[begin Dataset rows]

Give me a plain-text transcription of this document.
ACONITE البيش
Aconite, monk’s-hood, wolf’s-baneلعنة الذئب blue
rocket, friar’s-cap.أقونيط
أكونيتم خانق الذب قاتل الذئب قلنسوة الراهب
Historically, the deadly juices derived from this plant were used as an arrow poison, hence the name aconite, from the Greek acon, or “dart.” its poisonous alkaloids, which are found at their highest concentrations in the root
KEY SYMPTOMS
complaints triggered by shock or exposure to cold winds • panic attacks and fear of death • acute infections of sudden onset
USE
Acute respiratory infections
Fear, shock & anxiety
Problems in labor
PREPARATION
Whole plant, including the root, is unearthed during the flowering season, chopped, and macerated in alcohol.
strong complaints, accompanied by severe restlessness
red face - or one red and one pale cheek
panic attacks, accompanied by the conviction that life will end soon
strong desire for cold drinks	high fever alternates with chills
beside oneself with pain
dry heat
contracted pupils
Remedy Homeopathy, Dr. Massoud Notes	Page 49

[end Dataset rows]

Description of the task:
Return all lines of the material above in which the word "complaints" occurs.

Response:
complaints triggered by shock or exposure to cold winds • panic attacks and fear of death • acute infections of sudden onset
strong complaints, accompanied by severe restlessness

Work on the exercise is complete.